THE EXERCISE ▸ Repeat the entries that follow verbatim, without any of their pictures.

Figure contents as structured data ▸
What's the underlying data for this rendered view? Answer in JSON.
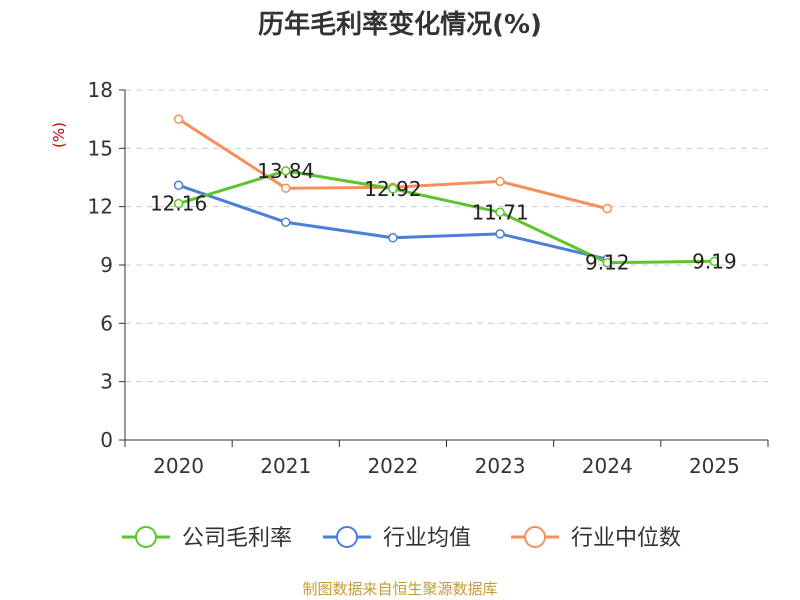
{
  "chart_data": {
    "type": "line",
    "title": "历年毛利率变化情况(%)",
    "ylabel": "(%)",
    "xlabel": "",
    "source": "制图数据来自恒生聚源数据库",
    "categories": [
      "2020",
      "2021",
      "2022",
      "2023",
      "2024",
      "2025"
    ],
    "ylim": [
      0,
      18
    ],
    "yticks": [
      0,
      3,
      6,
      9,
      12,
      15,
      18
    ],
    "grid": true,
    "legend_position": "bottom",
    "series": [
      {
        "name": "公司毛利率",
        "color": "#5cc52c",
        "values": [
          12.16,
          13.84,
          12.92,
          11.71,
          9.12,
          9.19
        ],
        "labels": [
          "12.16",
          "13.84",
          "12.92",
          "11.71",
          "9.12",
          "9.19"
        ]
      },
      {
        "name": "行业均值",
        "color": "#4a7fd8",
        "values": [
          13.1,
          11.2,
          10.4,
          10.6,
          9.3,
          null
        ],
        "labels": []
      },
      {
        "name": "行业中位数",
        "color": "#f5905a",
        "values": [
          16.5,
          12.95,
          13.0,
          13.3,
          11.9,
          null
        ],
        "labels": []
      }
    ]
  }
}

CORRECT ANSWER ▸
What's the underlying data for this rendered view? Answer in JSON.
{
  "chart_data": {
    "type": "line",
    "title": "历年毛利率变化情况(%)",
    "ylabel": "(%)",
    "xlabel": "",
    "source": "制图数据来自恒生聚源数据库",
    "categories": [
      "2020",
      "2021",
      "2022",
      "2023",
      "2024",
      "2025"
    ],
    "ylim": [
      0,
      18
    ],
    "yticks": [
      0,
      3,
      6,
      9,
      12,
      15,
      18
    ],
    "grid": true,
    "legend_position": "bottom",
    "series": [
      {
        "name": "公司毛利率",
        "color": "#5cc52c",
        "values": [
          12.16,
          13.84,
          12.92,
          11.71,
          9.12,
          9.19
        ],
        "labels": [
          "12.16",
          "13.84",
          "12.92",
          "11.71",
          "9.12",
          "9.19"
        ]
      },
      {
        "name": "行业均值",
        "color": "#4a7fd8",
        "values": [
          13.1,
          11.2,
          10.4,
          10.6,
          9.3,
          null
        ],
        "labels": []
      },
      {
        "name": "行业中位数",
        "color": "#f5905a",
        "values": [
          16.5,
          12.95,
          13.0,
          13.3,
          11.9,
          null
        ],
        "labels": []
      }
    ]
  }
}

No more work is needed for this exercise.